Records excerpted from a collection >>
begin

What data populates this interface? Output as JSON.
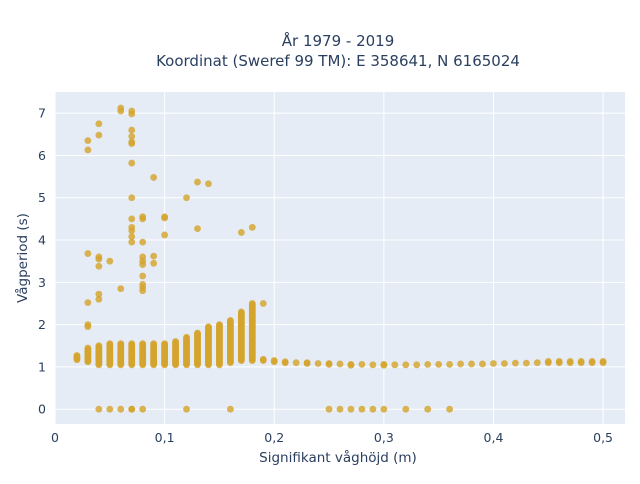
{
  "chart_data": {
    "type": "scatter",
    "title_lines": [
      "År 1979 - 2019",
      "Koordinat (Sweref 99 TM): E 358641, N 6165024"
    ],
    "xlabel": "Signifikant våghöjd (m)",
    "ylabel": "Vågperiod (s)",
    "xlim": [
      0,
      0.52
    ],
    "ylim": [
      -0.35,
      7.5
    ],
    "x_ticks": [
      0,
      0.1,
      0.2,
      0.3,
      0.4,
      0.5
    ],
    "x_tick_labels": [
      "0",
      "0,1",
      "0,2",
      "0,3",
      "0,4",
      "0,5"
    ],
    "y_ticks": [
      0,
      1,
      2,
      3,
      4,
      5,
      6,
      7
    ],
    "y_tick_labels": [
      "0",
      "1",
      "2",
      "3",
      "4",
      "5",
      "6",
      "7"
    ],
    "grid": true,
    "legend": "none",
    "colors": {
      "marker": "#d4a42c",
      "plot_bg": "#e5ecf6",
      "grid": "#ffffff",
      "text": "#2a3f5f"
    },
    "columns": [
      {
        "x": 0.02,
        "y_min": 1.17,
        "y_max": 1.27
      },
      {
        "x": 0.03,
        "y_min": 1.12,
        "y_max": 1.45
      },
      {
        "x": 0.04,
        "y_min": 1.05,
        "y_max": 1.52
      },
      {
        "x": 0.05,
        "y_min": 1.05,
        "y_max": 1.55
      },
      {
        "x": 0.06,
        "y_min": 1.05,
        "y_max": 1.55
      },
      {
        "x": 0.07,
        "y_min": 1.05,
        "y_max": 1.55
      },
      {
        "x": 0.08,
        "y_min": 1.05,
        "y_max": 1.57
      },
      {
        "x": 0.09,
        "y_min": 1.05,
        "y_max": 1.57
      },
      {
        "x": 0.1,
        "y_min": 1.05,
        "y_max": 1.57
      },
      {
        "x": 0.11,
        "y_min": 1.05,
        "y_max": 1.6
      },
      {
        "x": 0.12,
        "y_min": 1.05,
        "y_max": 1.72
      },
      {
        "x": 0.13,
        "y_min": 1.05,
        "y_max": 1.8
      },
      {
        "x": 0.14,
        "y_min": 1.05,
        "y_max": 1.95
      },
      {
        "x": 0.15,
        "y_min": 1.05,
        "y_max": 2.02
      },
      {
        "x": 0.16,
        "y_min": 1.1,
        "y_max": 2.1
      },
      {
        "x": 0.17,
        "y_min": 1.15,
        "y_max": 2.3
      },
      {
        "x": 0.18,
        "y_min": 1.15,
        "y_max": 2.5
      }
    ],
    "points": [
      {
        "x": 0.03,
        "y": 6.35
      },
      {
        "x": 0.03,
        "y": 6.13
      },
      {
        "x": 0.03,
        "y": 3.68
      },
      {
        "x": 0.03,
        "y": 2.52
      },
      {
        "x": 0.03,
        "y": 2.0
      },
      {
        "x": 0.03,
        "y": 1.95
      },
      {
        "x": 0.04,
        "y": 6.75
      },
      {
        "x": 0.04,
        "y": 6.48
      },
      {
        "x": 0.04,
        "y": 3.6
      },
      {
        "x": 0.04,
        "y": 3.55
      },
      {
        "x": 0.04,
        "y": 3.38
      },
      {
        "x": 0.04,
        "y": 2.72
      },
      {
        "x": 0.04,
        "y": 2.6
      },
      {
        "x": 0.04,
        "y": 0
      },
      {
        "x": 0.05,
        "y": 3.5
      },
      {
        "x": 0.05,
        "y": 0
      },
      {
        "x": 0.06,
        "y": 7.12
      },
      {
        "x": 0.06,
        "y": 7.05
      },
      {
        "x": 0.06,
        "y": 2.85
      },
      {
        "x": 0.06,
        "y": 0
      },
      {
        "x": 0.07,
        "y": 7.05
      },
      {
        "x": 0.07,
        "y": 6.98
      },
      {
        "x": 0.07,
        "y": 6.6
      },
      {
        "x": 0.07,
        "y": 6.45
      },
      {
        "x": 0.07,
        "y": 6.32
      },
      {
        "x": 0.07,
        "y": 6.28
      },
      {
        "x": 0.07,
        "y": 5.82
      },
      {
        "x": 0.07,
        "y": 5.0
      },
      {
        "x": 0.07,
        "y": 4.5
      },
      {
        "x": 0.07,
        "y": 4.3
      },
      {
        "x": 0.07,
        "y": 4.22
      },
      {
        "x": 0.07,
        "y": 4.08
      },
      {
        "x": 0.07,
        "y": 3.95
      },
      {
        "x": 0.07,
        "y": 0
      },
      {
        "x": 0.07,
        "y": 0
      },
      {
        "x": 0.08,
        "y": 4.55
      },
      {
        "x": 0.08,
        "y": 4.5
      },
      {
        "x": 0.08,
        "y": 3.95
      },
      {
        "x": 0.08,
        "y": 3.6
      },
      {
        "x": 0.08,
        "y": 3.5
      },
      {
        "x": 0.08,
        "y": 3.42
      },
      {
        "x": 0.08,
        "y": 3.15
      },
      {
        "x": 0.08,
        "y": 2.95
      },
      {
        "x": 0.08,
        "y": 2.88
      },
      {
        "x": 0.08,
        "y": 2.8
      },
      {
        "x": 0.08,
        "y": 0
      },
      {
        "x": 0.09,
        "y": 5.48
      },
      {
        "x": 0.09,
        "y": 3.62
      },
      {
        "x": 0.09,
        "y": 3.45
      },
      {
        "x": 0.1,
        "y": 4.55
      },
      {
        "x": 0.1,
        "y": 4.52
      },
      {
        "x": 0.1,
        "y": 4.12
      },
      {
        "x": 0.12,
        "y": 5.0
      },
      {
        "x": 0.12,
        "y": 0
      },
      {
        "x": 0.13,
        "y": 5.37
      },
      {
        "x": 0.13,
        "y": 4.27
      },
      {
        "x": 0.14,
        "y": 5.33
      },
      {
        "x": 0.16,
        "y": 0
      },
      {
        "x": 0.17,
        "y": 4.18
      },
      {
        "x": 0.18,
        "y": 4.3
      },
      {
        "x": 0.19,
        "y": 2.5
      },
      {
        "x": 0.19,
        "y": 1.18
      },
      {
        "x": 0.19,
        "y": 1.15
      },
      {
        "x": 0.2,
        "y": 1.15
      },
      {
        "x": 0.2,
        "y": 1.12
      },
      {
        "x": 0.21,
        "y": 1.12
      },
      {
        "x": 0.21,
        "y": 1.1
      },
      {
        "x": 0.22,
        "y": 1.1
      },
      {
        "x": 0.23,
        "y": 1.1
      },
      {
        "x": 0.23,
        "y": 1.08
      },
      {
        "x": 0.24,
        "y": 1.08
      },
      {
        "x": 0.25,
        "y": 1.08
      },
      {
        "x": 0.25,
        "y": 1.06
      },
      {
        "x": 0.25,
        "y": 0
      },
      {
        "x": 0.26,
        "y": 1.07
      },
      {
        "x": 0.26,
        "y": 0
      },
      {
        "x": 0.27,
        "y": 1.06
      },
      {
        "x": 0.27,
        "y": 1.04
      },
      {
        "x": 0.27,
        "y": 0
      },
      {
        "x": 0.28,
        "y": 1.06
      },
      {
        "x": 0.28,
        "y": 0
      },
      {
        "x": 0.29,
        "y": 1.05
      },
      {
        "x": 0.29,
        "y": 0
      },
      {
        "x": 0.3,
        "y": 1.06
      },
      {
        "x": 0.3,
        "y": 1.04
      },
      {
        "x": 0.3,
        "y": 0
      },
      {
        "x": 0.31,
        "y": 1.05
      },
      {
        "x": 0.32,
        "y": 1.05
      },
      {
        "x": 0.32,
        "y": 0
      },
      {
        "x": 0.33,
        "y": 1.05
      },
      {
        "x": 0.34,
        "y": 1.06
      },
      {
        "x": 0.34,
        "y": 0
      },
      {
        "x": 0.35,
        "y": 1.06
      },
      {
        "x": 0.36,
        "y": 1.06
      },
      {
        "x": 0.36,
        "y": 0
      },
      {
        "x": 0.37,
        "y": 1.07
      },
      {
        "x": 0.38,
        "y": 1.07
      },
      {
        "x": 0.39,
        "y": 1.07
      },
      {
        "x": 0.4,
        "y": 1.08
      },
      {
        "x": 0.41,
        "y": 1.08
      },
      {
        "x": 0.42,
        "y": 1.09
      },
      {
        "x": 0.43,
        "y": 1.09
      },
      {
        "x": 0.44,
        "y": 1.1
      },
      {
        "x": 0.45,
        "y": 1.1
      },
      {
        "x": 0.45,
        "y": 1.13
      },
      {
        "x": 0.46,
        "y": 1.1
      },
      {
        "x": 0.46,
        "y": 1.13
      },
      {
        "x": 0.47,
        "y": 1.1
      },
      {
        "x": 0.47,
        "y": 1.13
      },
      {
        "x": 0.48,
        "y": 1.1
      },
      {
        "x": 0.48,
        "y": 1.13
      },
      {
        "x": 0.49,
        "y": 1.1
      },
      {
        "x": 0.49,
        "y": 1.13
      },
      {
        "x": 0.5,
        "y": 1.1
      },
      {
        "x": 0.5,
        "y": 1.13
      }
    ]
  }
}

end
begin

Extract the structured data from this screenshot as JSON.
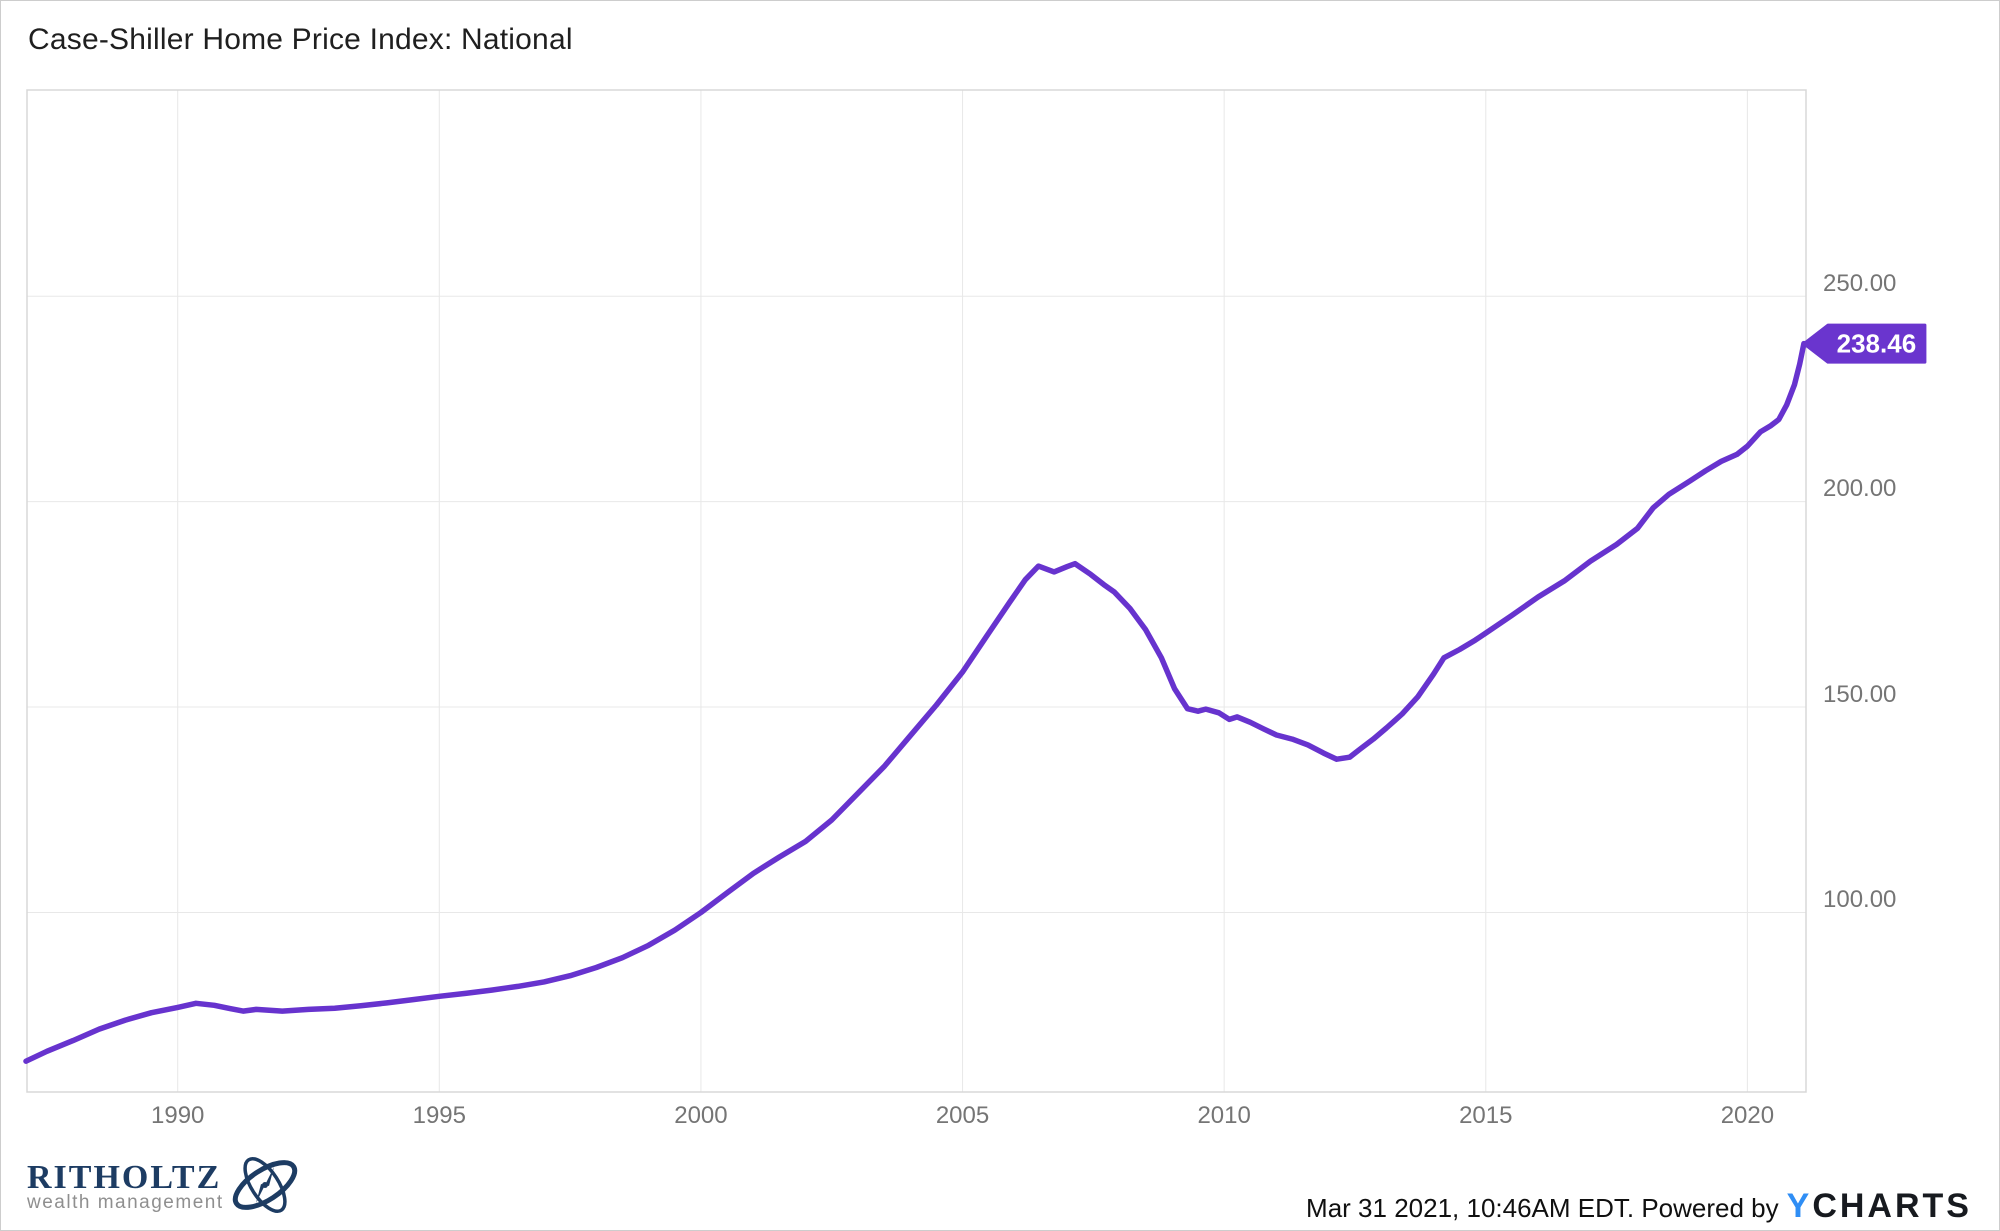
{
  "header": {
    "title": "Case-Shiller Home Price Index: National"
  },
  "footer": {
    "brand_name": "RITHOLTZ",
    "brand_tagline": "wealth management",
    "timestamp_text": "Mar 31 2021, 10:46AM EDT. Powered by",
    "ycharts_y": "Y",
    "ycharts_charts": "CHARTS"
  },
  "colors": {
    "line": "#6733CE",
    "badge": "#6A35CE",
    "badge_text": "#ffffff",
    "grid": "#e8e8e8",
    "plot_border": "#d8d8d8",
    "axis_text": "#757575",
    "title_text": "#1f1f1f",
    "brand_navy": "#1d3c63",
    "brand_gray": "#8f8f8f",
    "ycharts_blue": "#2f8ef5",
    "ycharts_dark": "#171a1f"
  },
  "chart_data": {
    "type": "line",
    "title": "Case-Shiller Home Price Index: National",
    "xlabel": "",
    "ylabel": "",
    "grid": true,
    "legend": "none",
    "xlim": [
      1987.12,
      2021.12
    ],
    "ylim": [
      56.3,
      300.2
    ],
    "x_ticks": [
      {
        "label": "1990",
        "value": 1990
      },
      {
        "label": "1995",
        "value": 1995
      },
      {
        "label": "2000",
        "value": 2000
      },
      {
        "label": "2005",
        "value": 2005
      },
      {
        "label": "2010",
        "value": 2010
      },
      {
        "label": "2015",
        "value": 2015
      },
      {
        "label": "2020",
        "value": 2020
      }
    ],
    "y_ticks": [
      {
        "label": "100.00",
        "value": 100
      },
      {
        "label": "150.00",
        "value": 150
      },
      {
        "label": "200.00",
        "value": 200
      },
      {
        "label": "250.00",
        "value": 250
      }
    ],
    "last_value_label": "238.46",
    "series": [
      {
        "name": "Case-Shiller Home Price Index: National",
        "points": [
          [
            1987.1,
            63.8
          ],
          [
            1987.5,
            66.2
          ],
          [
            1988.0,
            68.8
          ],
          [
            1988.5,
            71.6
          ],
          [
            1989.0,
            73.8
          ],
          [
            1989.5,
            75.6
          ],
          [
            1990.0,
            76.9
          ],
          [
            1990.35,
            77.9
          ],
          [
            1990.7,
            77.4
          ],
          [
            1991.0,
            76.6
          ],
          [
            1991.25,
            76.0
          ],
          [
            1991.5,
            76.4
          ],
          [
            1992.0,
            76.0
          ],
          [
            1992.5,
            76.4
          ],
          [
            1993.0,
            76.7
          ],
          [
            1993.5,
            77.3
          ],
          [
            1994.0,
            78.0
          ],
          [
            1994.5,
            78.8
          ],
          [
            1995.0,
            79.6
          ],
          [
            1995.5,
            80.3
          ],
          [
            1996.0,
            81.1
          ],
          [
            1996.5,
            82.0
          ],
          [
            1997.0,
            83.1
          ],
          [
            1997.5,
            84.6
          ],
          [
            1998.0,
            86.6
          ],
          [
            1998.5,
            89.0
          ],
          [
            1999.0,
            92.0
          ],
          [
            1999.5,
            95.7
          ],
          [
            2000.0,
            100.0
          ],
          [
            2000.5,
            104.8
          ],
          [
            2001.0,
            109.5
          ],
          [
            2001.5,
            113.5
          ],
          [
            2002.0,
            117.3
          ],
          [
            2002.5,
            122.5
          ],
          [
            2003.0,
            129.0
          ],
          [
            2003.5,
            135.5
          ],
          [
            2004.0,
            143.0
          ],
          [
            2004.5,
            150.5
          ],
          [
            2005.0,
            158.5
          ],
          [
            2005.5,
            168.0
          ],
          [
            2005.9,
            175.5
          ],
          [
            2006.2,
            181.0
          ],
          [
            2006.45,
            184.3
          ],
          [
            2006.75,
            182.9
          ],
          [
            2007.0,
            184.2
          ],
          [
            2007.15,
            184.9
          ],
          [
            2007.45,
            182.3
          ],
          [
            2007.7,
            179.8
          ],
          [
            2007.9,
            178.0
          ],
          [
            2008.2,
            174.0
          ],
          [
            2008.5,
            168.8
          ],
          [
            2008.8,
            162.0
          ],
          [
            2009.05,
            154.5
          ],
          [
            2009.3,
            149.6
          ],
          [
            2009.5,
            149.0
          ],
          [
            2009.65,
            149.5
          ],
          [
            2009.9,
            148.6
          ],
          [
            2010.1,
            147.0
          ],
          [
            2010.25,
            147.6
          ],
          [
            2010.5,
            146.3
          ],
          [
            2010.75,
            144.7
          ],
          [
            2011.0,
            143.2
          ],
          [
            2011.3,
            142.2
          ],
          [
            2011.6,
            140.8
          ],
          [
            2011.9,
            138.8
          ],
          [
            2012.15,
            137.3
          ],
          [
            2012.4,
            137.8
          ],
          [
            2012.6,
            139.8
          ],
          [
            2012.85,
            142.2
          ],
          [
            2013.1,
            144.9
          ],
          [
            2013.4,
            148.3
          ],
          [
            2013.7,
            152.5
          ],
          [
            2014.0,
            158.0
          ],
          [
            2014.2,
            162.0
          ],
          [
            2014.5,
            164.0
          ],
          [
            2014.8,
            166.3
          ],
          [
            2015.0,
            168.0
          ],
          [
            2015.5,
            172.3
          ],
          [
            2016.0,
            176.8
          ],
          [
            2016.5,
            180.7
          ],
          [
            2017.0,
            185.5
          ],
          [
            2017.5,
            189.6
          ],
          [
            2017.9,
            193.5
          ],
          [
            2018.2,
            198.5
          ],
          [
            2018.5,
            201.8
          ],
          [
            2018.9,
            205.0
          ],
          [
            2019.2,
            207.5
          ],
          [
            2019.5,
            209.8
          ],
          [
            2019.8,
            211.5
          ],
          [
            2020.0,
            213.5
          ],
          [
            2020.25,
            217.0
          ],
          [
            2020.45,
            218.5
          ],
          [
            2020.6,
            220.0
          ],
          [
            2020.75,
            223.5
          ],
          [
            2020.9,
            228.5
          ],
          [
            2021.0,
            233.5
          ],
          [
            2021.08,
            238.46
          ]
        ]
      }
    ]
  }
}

end

Work to do >>
From the listing above, copy every line that includes the word "grid".

Correct result >>
    "grid": true,
      "grid": "#ffffff",
    "grid": "#e8e8e8",
    "grid": true,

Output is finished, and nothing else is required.